▸ **Questions à traiter**
**A)** Dans l'extrait sur la Nouvelle Babylone, reformulez sous forme de liste le paragraphe qui commence par « On pourrait très facilement », en conservant les faits principaux.
**B)** D'après l'extrait sur la Nouvelle Babylone, à qui ressemble l'acteur qui incarne Jules Vallès ?
**C)** Recopiez le passage de l'extrait sur la Nouvelle Babylone allant de « Le patron du » à « chose du genre. ».

▸ **Extrait du document**
-=-=-=-=-

JEAN :
On pourrait très facilement faire une typologie des caractères
dans la Nouvelle Babylone. Ils sont peu nombreux, et tous rapidement
reconnaissables. Un Jules Vallès par exemple, incarné
par un acteur qui ressemble étrangement à Lénine
jeune, et celui-là quand il finit par prendre un fusil tout de
même alors qu'avant non on devine que là c'est du sérieux.
Le patron du grand magasin personnifie bien l'infâme médiocrité
du grand possédant, répugnant dans le moindre de ses gestes
et affligé d'un rire faux-jeton qui fait plaisir à voir
(c'est lui). Le député toujours plus ou moins accompagné
de sa cocotte passe son temps à négocier on ne sait quel
marché pas net. Le bon prolétaire est éveillé,
son visage marqué par le travail respire tout de même la
proto-compréhension de la théorie matérialiste
de l'histoire et de la réalisation inexorable de la victoire
du prolétariat. La pasionaria révolutionnaire est bien
sûr un tantinet hystérique mais c'est une brave fille au
fond, qui subit l'oppression sans bien comprendre et finit par mourir
en ayant une vue complète sur la réalisation des contradictions
du capitalisme et la dialectique marxiste. Ou quelque chose du genre.
En tout cas elle s’appelle Louise mais elle n’est pas institutrice.

-=-=-=-=-

Enregistrements contenus dans un jeu de données:
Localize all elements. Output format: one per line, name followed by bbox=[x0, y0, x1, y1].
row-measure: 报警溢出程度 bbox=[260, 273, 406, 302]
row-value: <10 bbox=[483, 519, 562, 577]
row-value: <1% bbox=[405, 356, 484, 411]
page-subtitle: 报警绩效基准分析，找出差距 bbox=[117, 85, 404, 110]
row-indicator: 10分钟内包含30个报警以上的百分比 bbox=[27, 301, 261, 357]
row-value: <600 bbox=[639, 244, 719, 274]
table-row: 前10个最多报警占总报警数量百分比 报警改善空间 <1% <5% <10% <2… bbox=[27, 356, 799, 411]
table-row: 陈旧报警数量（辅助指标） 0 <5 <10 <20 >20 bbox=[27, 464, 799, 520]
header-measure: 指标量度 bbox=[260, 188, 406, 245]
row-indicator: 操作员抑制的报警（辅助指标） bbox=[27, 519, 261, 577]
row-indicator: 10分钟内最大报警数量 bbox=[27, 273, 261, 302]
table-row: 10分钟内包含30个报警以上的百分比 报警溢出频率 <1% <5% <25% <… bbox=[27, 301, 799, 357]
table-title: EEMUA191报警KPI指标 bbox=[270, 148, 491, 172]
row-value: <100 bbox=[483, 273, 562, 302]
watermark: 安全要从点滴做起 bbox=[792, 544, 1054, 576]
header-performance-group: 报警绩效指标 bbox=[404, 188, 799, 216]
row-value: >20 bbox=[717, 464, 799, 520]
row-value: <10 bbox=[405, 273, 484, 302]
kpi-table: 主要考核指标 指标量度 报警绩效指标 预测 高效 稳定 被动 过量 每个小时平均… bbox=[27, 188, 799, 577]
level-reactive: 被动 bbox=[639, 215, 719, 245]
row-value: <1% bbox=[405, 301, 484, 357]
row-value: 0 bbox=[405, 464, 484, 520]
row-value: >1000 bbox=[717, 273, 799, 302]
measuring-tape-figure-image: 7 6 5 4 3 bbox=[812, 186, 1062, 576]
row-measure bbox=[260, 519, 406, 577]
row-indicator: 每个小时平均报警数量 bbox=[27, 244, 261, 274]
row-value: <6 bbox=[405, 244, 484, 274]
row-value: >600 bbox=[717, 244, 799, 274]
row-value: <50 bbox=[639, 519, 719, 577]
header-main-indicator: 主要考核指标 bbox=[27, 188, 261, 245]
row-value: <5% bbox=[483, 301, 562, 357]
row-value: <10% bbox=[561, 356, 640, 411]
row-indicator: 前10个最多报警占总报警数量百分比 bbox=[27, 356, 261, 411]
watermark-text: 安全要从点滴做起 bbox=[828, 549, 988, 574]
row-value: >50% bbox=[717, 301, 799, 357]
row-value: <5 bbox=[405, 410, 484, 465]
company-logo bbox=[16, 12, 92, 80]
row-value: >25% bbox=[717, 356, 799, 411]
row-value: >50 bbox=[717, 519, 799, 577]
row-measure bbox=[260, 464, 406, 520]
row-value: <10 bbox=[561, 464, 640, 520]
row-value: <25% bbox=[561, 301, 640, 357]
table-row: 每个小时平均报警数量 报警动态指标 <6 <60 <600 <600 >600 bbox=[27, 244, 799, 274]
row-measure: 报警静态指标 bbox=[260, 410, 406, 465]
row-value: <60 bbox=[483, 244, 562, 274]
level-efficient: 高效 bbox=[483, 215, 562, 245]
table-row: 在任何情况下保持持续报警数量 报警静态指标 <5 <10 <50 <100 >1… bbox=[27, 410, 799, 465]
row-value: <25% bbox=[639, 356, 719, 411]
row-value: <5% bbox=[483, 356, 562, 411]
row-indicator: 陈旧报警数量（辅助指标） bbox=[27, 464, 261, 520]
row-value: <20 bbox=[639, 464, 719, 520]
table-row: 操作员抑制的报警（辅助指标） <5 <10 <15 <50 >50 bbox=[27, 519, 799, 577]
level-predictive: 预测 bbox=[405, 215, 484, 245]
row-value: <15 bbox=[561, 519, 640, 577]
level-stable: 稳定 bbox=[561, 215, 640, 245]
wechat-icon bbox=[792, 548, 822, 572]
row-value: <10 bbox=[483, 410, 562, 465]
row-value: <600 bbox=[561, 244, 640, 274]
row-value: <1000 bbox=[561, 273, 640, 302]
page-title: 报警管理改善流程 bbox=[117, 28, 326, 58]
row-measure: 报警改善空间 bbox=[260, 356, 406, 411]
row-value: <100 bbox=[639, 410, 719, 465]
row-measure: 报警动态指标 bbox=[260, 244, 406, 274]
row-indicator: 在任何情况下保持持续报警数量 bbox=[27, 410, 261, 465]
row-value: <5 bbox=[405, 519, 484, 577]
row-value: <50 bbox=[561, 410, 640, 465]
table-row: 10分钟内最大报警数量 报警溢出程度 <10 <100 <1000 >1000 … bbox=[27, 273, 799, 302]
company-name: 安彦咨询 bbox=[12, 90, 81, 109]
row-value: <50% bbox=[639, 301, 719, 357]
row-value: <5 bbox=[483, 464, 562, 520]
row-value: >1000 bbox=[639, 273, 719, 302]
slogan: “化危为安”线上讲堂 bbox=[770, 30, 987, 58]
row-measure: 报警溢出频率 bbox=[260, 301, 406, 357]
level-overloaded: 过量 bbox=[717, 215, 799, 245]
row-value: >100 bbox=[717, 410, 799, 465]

-=-=-=-=-

▸ **Réponses aux consignes**
**A)**
Les caractères de la Nouvelle Babylone sont peu nombreux et vite reconnaissables :
- Jules Vallès est joué par un acteur qui ressemble à Lénine jeune. Quand il finit par prendre un fusil, on devine que c'est sérieux.
- Le patron du grand magasin incarne la médiocrité du grand possédant. Il est répugnant dans ses gestes et a un rire faux-jeton.
- Le député est souvent accompagné de sa cocotte et négocie un marché pas net.
- Le bon prolétaire est éveillé. Son visage, marqué par le travail, montre une proto-compréhension de la théorie matérialiste de l'histoire et de la victoire du prolétariat.
- La pasionaria révolutionnaire, prénommée Louise mais pas institutrice, est un peu hystérique mais brave. Elle subit l'oppression sans bien comprendre et meurt en voyant les contradictions du capitalisme et la dialectique marxiste.

**B)** Il ressemble étrangement à Lénine jeune.

**C)**
Le patron du grand magasin personnifie bien l'infâme médiocrité
du grand possédant, répugnant dans le moindre de ses gestes
et affligé d'un rire faux-jeton qui fait plaisir à voir
(c'est lui). Le député toujours plus ou moins accompagné
de sa cocotte passe son temps à négocier on ne sait quel
marché pas net. Le bon prolétaire est éveillé,
son visage marqué par le travail respire tout de même la
proto-compréhension de la théorie matérialiste
de l'histoire et de la réalisation inexorable de la victoire
du prolétariat. La pasionaria révolutionnaire est bien
sûr un tantinet hystérique mais c'est une brave fille au
fond, qui subit l'oppression sans bien comprendre et finit par mourir
en ayant une vue complète sur la réalisation des contradictions
du capitalisme et la dialectique marxiste. Ou quelque chose du genre.